• [STATED EXERCISE] All the data should be repeated exactly. Any image in it is left out.

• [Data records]
────────────────

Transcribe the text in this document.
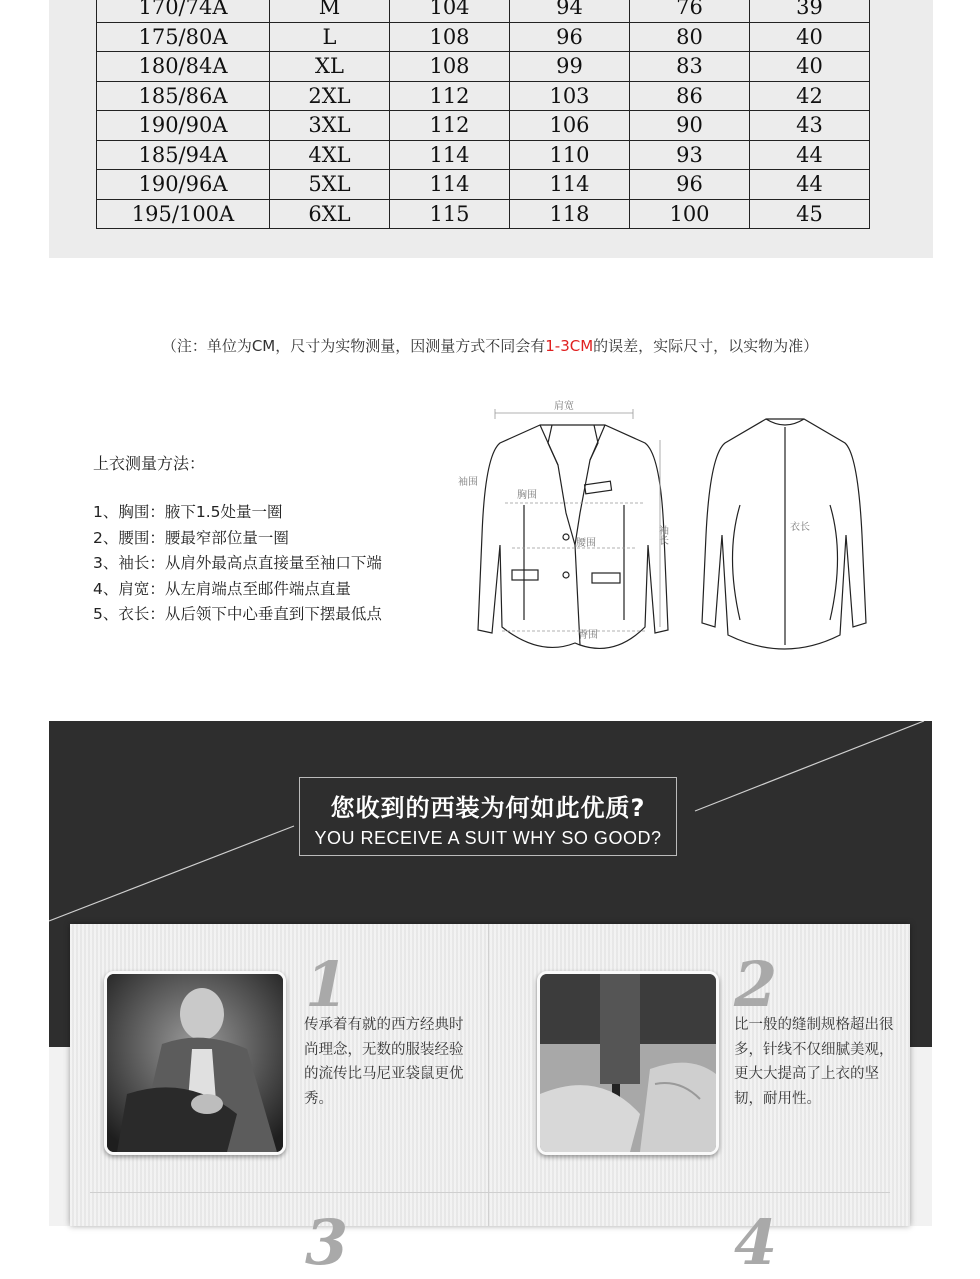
170/74A	M	104	94	76	39
175/80A	L	108	96	80	40
180/84A	XL	108	99	83	40
185/86A	2XL	112	103	86	42
190/90A	3XL	112	106	90	43
185/94A	4XL	114	110	93	44
190/96A	5XL	114	114	96	44
195/100A	6XL	115	118	100	45
（注：单位为CM，尺寸为实物测量，因测量方式不同会有1-3CM的误差，实际尺寸，以实物为准）
上衣测量方法：
1、胸围：腋下1.5处量一圈
2、腰围：腰最窄部位量一圈
3、袖长：从肩外最高点直接量至袖口下端
4、肩宽：从左肩端点至邮件端点直量
5、衣长：从后领下中心垂直到下摆最低点
肩宽
袖围
胸围
腰围
臀围
袖长	衣长
您收到的西装为何如此优质?
YOU RECEIVE A SUIT WHY SO GOOD?
1	2
3	4
传承着有就的西方经典时尚理念，无数的服装经验的流传比马尼亚袋鼠更优秀。
比一般的缝制规格超出很多，针线不仅细腻美观，更大大提高了上衣的坚韧，耐用性。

────────────────

• [ANSWER IN FULL]
Transcribe the text in this document.
170/74A	M	104	94	76	39
175/80A	L	108	96	80	40
180/84A	XL	108	99	83	40
185/86A	2XL	112	103	86	42
190/90A	3XL	112	106	90	43
185/94A	4XL	114	110	93	44
190/96A	5XL	114	114	96	44
195/100A	6XL	115	118	100	45
（注：单位为CM，尺寸为实物测量，因测量方式不同会有1-3CM的误差，实际尺寸，以实物为准）
上衣测量方法：
1、胸围：腋下1.5处量一圈
2、腰围：腰最窄部位量一圈
3、袖长：从肩外最高点直接量至袖口下端
4、肩宽：从左肩端点至邮件端点直量
5、衣长：从后领下中心垂直到下摆最低点
肩宽
袖围
胸围
腰围
臀围
袖长	衣长
您收到的西装为何如此优质?
YOU RECEIVE A SUIT WHY SO GOOD?
1	2
3	4
传承着有就的西方经典时尚理念，无数的服装经验的流传比马尼亚袋鼠更优秀。
比一般的缝制规格超出很多，针线不仅细腻美观，更大大提高了上衣的坚韧，耐用性。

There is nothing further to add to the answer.